Exercise brief: Find each line containing the string "points". Copy it.

Material provided:
##############################

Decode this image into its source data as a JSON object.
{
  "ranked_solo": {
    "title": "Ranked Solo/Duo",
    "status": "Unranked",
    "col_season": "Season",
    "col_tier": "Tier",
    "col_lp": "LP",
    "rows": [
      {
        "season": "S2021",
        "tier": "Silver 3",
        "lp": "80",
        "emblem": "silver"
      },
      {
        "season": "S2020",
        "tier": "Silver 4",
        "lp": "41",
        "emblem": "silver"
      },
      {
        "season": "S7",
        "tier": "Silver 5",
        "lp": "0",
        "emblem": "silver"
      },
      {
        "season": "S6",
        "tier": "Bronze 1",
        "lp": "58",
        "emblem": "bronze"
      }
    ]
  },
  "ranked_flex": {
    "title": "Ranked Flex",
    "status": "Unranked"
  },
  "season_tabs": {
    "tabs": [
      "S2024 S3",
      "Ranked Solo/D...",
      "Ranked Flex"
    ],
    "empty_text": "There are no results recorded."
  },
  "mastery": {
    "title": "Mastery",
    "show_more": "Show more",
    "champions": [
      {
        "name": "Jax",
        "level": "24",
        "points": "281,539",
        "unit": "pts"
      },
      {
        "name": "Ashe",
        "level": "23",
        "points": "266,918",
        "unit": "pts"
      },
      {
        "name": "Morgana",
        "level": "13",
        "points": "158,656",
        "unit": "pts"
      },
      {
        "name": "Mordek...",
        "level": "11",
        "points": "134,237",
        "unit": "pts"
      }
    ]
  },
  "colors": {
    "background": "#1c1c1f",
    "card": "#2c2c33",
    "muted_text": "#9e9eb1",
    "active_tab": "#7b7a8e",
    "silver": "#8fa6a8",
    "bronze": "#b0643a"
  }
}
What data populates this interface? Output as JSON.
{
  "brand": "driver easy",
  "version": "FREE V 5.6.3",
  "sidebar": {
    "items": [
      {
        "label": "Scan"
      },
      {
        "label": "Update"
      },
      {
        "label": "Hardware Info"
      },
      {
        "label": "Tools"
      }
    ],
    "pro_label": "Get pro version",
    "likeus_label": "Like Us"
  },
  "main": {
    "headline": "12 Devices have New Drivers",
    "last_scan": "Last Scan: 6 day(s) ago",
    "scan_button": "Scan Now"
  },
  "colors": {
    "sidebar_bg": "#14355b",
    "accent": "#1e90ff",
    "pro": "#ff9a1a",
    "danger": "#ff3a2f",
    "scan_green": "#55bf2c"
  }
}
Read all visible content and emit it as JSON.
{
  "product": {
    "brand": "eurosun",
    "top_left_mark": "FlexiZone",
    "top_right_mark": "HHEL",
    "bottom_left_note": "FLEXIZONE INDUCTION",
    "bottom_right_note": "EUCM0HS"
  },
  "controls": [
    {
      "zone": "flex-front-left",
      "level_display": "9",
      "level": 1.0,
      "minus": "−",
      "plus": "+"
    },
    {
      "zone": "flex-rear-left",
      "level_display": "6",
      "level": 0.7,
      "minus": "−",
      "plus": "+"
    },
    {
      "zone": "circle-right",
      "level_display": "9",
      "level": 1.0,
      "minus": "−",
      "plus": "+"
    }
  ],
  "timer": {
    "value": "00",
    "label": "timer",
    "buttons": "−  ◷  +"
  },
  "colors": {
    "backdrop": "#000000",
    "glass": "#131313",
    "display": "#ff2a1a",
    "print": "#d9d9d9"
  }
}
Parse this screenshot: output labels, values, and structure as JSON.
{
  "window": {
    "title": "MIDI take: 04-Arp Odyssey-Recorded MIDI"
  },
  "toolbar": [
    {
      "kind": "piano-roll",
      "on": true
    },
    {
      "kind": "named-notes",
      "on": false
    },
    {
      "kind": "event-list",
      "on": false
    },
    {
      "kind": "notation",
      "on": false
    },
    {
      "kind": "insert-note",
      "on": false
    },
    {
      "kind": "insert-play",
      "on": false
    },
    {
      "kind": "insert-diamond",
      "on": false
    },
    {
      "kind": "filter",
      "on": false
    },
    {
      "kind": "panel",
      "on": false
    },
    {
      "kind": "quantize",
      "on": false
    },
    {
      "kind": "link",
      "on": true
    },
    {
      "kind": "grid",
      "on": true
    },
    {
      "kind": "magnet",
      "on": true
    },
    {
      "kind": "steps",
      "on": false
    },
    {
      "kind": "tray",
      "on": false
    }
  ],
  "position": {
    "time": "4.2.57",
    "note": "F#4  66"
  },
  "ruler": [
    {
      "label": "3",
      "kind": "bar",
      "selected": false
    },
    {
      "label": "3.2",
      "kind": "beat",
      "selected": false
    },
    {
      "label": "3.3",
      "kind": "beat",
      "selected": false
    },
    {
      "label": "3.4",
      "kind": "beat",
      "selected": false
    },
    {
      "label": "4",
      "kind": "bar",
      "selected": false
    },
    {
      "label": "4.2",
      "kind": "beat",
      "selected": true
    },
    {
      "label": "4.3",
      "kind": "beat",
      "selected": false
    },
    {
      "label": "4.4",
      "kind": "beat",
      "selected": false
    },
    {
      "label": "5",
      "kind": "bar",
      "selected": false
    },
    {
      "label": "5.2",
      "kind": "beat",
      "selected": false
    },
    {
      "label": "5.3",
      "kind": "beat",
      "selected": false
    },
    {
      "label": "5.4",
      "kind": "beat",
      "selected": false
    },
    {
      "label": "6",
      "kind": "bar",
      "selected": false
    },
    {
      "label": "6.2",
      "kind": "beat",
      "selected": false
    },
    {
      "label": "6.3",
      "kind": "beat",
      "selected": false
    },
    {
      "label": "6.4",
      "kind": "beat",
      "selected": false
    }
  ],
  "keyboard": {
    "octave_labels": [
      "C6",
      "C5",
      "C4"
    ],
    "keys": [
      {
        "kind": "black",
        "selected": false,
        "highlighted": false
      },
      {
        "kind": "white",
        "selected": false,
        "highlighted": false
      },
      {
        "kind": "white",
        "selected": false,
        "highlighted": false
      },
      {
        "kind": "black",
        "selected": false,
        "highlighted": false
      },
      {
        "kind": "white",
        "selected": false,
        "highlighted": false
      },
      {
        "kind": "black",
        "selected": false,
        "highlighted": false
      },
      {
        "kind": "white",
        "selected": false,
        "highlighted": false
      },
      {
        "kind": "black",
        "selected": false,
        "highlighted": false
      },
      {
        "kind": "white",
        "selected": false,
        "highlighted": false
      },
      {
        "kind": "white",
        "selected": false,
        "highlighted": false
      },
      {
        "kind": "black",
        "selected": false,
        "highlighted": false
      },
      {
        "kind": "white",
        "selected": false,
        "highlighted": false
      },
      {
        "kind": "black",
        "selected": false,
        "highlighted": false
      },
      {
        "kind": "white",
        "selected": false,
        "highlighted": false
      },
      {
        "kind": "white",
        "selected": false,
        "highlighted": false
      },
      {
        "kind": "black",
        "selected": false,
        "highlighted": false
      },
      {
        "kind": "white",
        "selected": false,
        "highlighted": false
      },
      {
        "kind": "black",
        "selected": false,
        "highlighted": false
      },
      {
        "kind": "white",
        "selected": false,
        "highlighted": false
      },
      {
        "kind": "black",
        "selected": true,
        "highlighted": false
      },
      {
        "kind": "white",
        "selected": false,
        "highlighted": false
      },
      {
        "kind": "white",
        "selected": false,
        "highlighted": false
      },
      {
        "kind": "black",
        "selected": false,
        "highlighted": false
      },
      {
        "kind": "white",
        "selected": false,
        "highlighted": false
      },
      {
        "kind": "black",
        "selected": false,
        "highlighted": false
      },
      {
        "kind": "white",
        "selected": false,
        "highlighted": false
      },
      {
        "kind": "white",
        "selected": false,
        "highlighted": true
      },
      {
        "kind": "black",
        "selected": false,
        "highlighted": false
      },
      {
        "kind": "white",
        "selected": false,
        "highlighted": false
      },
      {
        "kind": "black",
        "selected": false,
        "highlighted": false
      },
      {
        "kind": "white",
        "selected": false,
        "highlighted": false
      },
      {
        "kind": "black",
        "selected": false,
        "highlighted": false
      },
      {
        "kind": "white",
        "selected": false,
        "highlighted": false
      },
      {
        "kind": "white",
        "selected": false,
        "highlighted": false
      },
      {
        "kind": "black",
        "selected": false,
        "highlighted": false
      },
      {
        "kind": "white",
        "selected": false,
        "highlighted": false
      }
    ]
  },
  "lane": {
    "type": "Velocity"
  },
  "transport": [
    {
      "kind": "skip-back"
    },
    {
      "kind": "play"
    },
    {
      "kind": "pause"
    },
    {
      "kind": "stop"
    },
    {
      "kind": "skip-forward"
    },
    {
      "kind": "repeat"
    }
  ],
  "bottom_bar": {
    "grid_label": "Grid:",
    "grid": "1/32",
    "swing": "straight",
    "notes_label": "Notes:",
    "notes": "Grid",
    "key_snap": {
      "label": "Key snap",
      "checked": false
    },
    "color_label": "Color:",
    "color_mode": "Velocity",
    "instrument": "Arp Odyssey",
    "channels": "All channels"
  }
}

##############################

Reply to the task:
        "points": "281,539",
        "points": "266,918",
        "points": "158,656",
        "points": "134,237",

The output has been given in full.